EXERCISE GOAL → In the records below, tally each line that contains the word "title" and give the total only.

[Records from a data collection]
________________________________________

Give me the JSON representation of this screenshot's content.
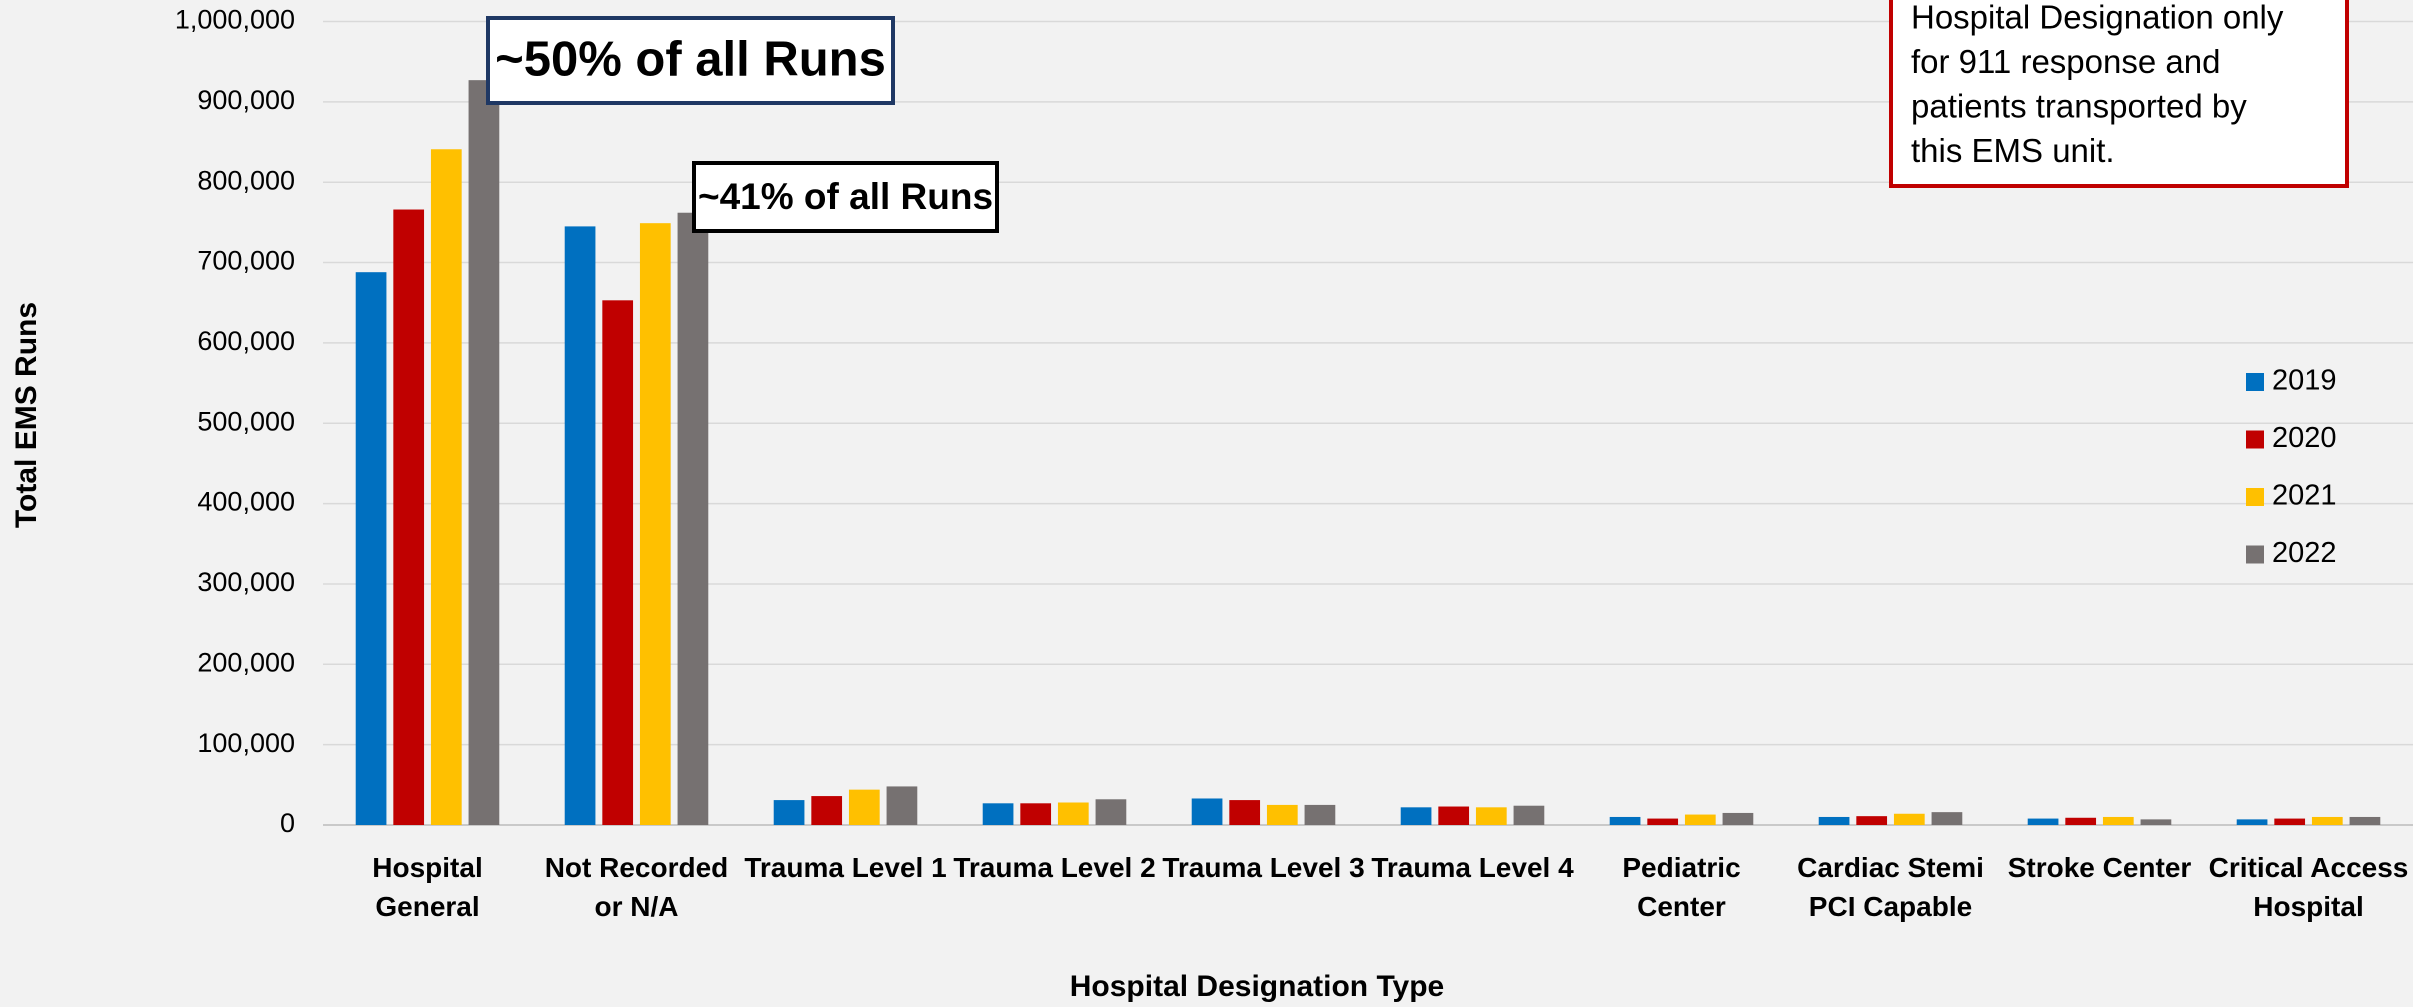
{
  "chart_data": {
    "type": "bar",
    "x_label": "Hospital Designation Type",
    "y_label": "Total EMS Runs",
    "categories": [
      "Hospital\nGeneral",
      "Not Recorded\nor N/A",
      "Trauma Level 1",
      "Trauma Level 2",
      "Trauma Level 3",
      "Trauma Level 4",
      "Pediatric\nCenter",
      "Cardiac Stemi\nPCI Capable",
      "Stroke Center",
      "Critical Access\nHospital"
    ],
    "series": [
      {
        "name": "2019",
        "color": "#0070c0",
        "values": [
          688000,
          745000,
          31000,
          27000,
          33000,
          22000,
          10000,
          10000,
          8000,
          7000
        ]
      },
      {
        "name": "2020",
        "color": "#c00000",
        "values": [
          766000,
          653000,
          36000,
          27000,
          31000,
          23000,
          8000,
          11000,
          9000,
          8000
        ]
      },
      {
        "name": "2021",
        "color": "#ffc000",
        "values": [
          841000,
          749000,
          44000,
          28000,
          25000,
          22000,
          13000,
          14000,
          10000,
          10000
        ]
      },
      {
        "name": "2022",
        "color": "#767171",
        "values": [
          927000,
          762000,
          48000,
          32000,
          25000,
          24000,
          15000,
          16000,
          7000,
          10000
        ]
      }
    ],
    "ylim": [
      0,
      1000000
    ],
    "yticks": [
      0,
      {
        "value": 100000,
        "label": "100,000"
      },
      {
        "value": 200000,
        "label": "200,000"
      },
      {
        "value": 300000,
        "label": "300,000"
      },
      {
        "value": 400000,
        "label": "400,000"
      },
      {
        "value": 500000,
        "label": "500,000"
      },
      {
        "value": 600000,
        "label": "600,000"
      },
      {
        "value": 700000,
        "label": "700,000"
      },
      {
        "value": 800000,
        "label": "800,000"
      },
      {
        "value": 900000,
        "label": "900,000"
      },
      {
        "value": 1000000,
        "label": "1,000,000"
      }
    ],
    "grid": true,
    "legend": "right",
    "annotations": [
      "~50% of all Runs",
      "~41% of all Runs"
    ],
    "note": [
      "Hospital Designation only",
      "for 911 response and",
      "patients transported by",
      "this EMS unit."
    ]
  }
}
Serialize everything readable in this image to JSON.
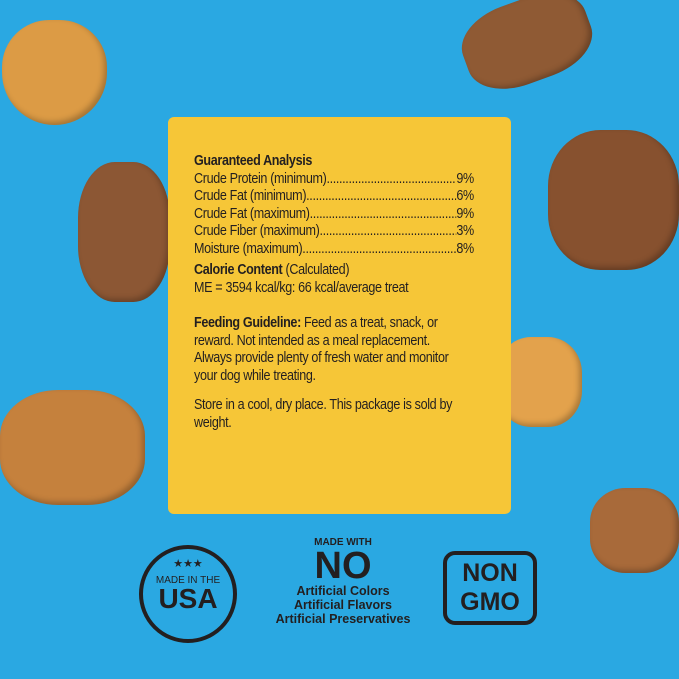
{
  "colors": {
    "background": "#2aa8e2",
    "panel": "#f6c637",
    "text": "#231f20",
    "cookie_light": "#d9953f",
    "cookie_dark": "#8a5430"
  },
  "analysis": {
    "title": "Guaranteed Analysis",
    "rows": [
      {
        "label": "Crude Protein (minimum)",
        "value": "9%"
      },
      {
        "label": "Crude Fat (minimum)",
        "value": "6%"
      },
      {
        "label": "Crude Fat (maximum)",
        "value": "9%"
      },
      {
        "label": "Crude Fiber (maximum)",
        "value": "3%"
      },
      {
        "label": "Moisture (maximum)",
        "value": "8%"
      }
    ]
  },
  "calorie": {
    "title": "Calorie Content",
    "qualifier": "(Calculated)",
    "value": "ME = 3594 kcal/kg: 66 kcal/average treat"
  },
  "feeding": {
    "title": "Feeding Guideline:",
    "text": "Feed as a treat, snack, or reward. Not intended as a meal replacement. Always provide plenty of fresh water and monitor your dog while treating."
  },
  "storage": "Store in a cool, dry place. This package is sold by weight.",
  "badges": {
    "usa": {
      "stars": "★★★",
      "top": "MADE IN THE",
      "big": "USA"
    },
    "no_artificial": {
      "made_with": "MADE WITH",
      "no": "NO",
      "lines": [
        "Artificial Colors",
        "Artificial Flavors",
        "Artificial Preservatives"
      ]
    },
    "gmo": {
      "line1": "NON",
      "line2": "GMO"
    }
  }
}
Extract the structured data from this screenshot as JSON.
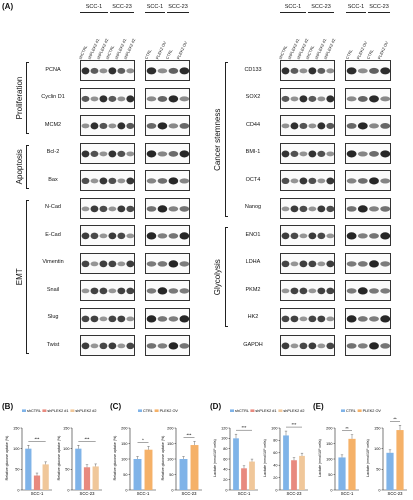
{
  "panels": {
    "A": "(A)",
    "B": "(B)",
    "C": "(C)",
    "D": "(D)",
    "E": "(E)"
  },
  "cell_lines": {
    "scc1": "SCC-1",
    "scc23": "SCC-23"
  },
  "conditions_knockdown": [
    "shCTRL",
    "shPLEK2 #1",
    "shPLEK2 #2",
    "shCTRL",
    "shPLEK2 #1",
    "shPLEK2 #2"
  ],
  "conditions_overexpr": [
    "CTRL",
    "PLEK2 OV",
    "CTRL",
    "PLEK2 OV"
  ],
  "left_categories": [
    {
      "name": "Proliferation",
      "markers": [
        "PCNA",
        "Cyclin D1",
        "MCM2"
      ]
    },
    {
      "name": "Apoptosis",
      "markers": [
        "Bcl-2",
        "Bax"
      ]
    },
    {
      "name": "EMT",
      "markers": [
        "N-Cad",
        "E-Cad",
        "Vimentin",
        "Snail",
        "Slug",
        "Twist"
      ]
    }
  ],
  "right_categories": [
    {
      "name": "Cancer stemness",
      "markers": [
        "CD133",
        "SOX2",
        "CD44",
        "BMI-1",
        "OCT4",
        "Nanog"
      ]
    },
    {
      "name": "Glycolysis",
      "markers": [
        "ENO1",
        "LDHA",
        "PKM2",
        "HK2"
      ]
    },
    {
      "name": "",
      "markers": [
        "GAPDH"
      ]
    }
  ],
  "colors": {
    "ctrl": "#7fb3e8",
    "kd1": "#e88a7f",
    "kd2": "#f0c79a",
    "ov": "#f5b168",
    "line": "#222222"
  },
  "charts": {
    "B": {
      "legend": [
        "shCTRL",
        "shPLEK2 #1",
        "shPLEK2 #2"
      ],
      "ylabel": "Relative glucose uptake (%)",
      "sig": [
        "***",
        "***"
      ],
      "ticks": [
        "0",
        "50",
        "100",
        "150"
      ]
    },
    "C": {
      "legend": [
        "CTRL",
        "PLEK2 OV"
      ],
      "ylabel": "Relative glucose uptake (%)",
      "sig": [
        "*",
        "***"
      ],
      "ticks": [
        "0",
        "50",
        "100",
        "150",
        "200"
      ]
    },
    "D": {
      "legend": [
        "shCTRL",
        "shPLEK2 #1",
        "shPLEK2 #2"
      ],
      "ylabel_left": "Lactate (nmol/10⁶ cells)",
      "ylabel_right": "Lactate (nmol/10⁶ cells)",
      "sig": [
        "***",
        "***"
      ],
      "ticks_left": [
        "0",
        "20",
        "40",
        "60",
        "80",
        "100",
        "120"
      ],
      "ticks_right": [
        "0",
        "20",
        "40",
        "60",
        "80",
        "100"
      ]
    },
    "E": {
      "legend": [
        "CTRL",
        "PLEK2 OV"
      ],
      "ylabel": "Lactate (nmol/10⁶ cells)",
      "sig": [
        "**",
        "**"
      ],
      "ticks_left": [
        "0",
        "50",
        "100",
        "150",
        "200"
      ],
      "ticks_right": [
        "0",
        "50",
        "100",
        "150"
      ]
    }
  },
  "chart_data": [
    {
      "type": "bar",
      "panel": "B",
      "categories": [
        "SCC-1",
        "SCC-23"
      ],
      "series": [
        {
          "name": "shCTRL",
          "values": [
            100,
            100
          ]
        },
        {
          "name": "shPLEK2 #1",
          "values": [
            35,
            55
          ]
        },
        {
          "name": "shPLEK2 #2",
          "values": [
            62,
            57
          ]
        }
      ],
      "ylim": [
        0,
        150
      ]
    },
    {
      "type": "bar",
      "panel": "C",
      "categories": [
        "SCC-1",
        "SCC-23"
      ],
      "series": [
        {
          "name": "CTRL",
          "values": [
            100,
            100
          ]
        },
        {
          "name": "PLEK2 OV",
          "values": [
            130,
            145
          ]
        }
      ],
      "ylim": [
        0,
        200
      ]
    },
    {
      "type": "bar",
      "panel": "D",
      "categories": [
        "SCC-1",
        "SCC-23"
      ],
      "series": [
        {
          "name": "shCTRL",
          "values": [
            100,
            88
          ]
        },
        {
          "name": "shPLEK2 #1",
          "values": [
            42,
            48
          ]
        },
        {
          "name": "shPLEK2 #2",
          "values": [
            55,
            55
          ]
        }
      ],
      "ylim": [
        0,
        120
      ]
    },
    {
      "type": "bar",
      "panel": "E",
      "categories": [
        "SCC-1",
        "SCC-23"
      ],
      "series": [
        {
          "name": "CTRL",
          "values": [
            105,
            90
          ]
        },
        {
          "name": "PLEK2 OV",
          "values": [
            165,
            145
          ]
        }
      ],
      "ylim": [
        0,
        200
      ]
    }
  ]
}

________________________________________

SOLUTION TO THIS PROBLEM → 3